### Stated problem
Restate the data exactly as given and keep the pictures out.

^^^^

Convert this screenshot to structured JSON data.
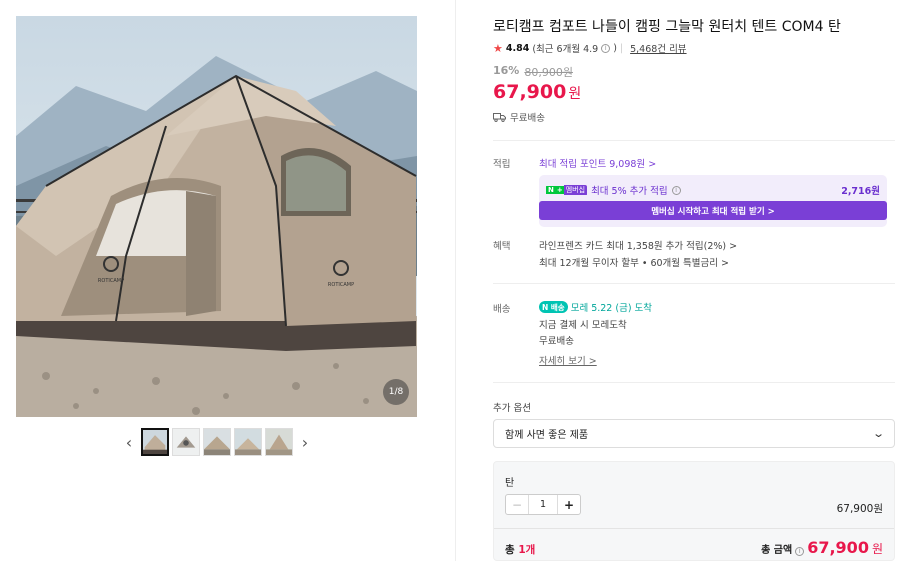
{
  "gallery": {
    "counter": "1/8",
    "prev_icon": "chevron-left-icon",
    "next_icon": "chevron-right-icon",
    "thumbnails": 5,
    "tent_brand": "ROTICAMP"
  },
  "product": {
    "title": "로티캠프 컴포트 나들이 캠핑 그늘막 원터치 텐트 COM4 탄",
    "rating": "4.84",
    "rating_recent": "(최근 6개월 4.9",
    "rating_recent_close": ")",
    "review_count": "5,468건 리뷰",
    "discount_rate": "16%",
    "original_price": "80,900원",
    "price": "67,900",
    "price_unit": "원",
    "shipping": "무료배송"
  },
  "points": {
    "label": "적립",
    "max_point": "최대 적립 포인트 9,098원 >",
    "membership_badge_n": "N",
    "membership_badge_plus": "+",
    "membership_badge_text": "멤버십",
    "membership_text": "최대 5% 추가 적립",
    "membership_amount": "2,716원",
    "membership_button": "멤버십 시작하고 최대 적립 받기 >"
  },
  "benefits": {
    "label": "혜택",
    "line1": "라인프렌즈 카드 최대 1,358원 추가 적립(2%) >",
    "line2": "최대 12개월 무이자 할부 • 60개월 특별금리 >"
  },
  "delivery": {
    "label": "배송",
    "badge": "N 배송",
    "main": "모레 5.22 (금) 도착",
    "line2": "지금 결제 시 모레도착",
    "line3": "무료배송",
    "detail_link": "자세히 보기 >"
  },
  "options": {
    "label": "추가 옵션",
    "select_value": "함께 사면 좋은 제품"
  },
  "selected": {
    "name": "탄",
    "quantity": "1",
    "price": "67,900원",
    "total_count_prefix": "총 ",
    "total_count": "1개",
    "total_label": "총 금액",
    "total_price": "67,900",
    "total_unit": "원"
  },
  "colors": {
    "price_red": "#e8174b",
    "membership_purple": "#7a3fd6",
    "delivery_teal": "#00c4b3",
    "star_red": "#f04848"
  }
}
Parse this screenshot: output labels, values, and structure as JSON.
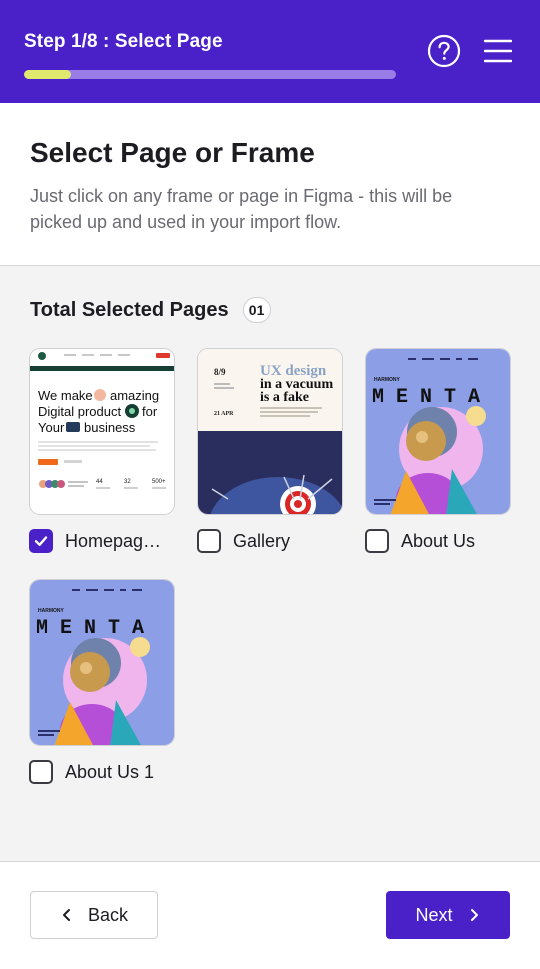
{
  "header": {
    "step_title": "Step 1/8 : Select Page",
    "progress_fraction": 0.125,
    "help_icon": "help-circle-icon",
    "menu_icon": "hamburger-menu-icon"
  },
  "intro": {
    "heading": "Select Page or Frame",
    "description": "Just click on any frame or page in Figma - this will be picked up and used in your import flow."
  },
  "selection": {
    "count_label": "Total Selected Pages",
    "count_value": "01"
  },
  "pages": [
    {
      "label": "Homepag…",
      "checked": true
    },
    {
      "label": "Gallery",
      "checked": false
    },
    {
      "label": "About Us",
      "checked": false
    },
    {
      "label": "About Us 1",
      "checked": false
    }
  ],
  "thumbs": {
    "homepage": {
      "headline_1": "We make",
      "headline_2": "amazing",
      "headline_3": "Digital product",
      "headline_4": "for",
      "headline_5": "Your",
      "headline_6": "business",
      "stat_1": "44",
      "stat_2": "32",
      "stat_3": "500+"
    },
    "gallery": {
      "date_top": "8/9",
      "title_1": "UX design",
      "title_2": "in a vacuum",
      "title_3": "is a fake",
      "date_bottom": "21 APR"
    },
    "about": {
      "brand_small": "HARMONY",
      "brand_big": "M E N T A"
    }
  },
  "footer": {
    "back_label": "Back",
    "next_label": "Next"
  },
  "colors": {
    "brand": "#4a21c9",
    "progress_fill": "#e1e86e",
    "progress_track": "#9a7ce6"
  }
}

^^^^

### Exercise response
Convert this screenshot to structured JSON data.
{
  "gallery": {
    "counter": "1/8",
    "prev_icon": "chevron-left-icon",
    "next_icon": "chevron-right-icon",
    "thumbnails": 5,
    "tent_brand": "ROTICAMP"
  },
  "product": {
    "title": "로티캠프 컴포트 나들이 캠핑 그늘막 원터치 텐트 COM4 탄",
    "rating": "4.84",
    "rating_recent": "(최근 6개월 4.9",
    "rating_recent_close": ")",
    "review_count": "5,468건 리뷰",
    "discount_rate": "16%",
    "original_price": "80,900원",
    "price": "67,900",
    "price_unit": "원",
    "shipping": "무료배송"
  },
  "points": {
    "label": "적립",
    "max_point": "최대 적립 포인트 9,098원 >",
    "membership_badge_n": "N",
    "membership_badge_plus": "+",
    "membership_badge_text": "멤버십",
    "membership_text": "최대 5% 추가 적립",
    "membership_amount": "2,716원",
    "membership_button": "멤버십 시작하고 최대 적립 받기 >"
  },
  "benefits": {
    "label": "혜택",
    "line1": "라인프렌즈 카드 최대 1,358원 추가 적립(2%) >",
    "line2": "최대 12개월 무이자 할부 • 60개월 특별금리 >"
  },
  "delivery": {
    "label": "배송",
    "badge": "N 배송",
    "main": "모레 5.22 (금) 도착",
    "line2": "지금 결제 시 모레도착",
    "line3": "무료배송",
    "detail_link": "자세히 보기 >"
  },
  "options": {
    "label": "추가 옵션",
    "select_value": "함께 사면 좋은 제품"
  },
  "selected": {
    "name": "탄",
    "quantity": "1",
    "price": "67,900원",
    "total_count_prefix": "총 ",
    "total_count": "1개",
    "total_label": "총 금액",
    "total_price": "67,900",
    "total_unit": "원"
  },
  "colors": {
    "price_red": "#e8174b",
    "membership_purple": "#7a3fd6",
    "delivery_teal": "#00c4b3",
    "star_red": "#f04848"
  }
}
Parse this screenshot: output labels, values, and structure as JSON.
{
  "header": {
    "step_title": "Step 1/8 : Select Page",
    "progress_fraction": 0.125,
    "help_icon": "help-circle-icon",
    "menu_icon": "hamburger-menu-icon"
  },
  "intro": {
    "heading": "Select Page or Frame",
    "description": "Just click on any frame or page in Figma - this will be picked up and used in your import flow."
  },
  "selection": {
    "count_label": "Total Selected Pages",
    "count_value": "01"
  },
  "pages": [
    {
      "label": "Homepag…",
      "checked": true
    },
    {
      "label": "Gallery",
      "checked": false
    },
    {
      "label": "About Us",
      "checked": false
    },
    {
      "label": "About Us 1",
      "checked": false
    }
  ],
  "thumbs": {
    "homepage": {
      "headline_1": "We make",
      "headline_2": "amazing",
      "headline_3": "Digital product",
      "headline_4": "for",
      "headline_5": "Your",
      "headline_6": "business",
      "stat_1": "44",
      "stat_2": "32",
      "stat_3": "500+"
    },
    "gallery": {
      "date_top": "8/9",
      "title_1": "UX design",
      "title_2": "in a vacuum",
      "title_3": "is a fake",
      "date_bottom": "21 APR"
    },
    "about": {
      "brand_small": "HARMONY",
      "brand_big": "M E N T A"
    }
  },
  "footer": {
    "back_label": "Back",
    "next_label": "Next"
  },
  "colors": {
    "brand": "#4a21c9",
    "progress_fill": "#e1e86e",
    "progress_track": "#9a7ce6"
  }
}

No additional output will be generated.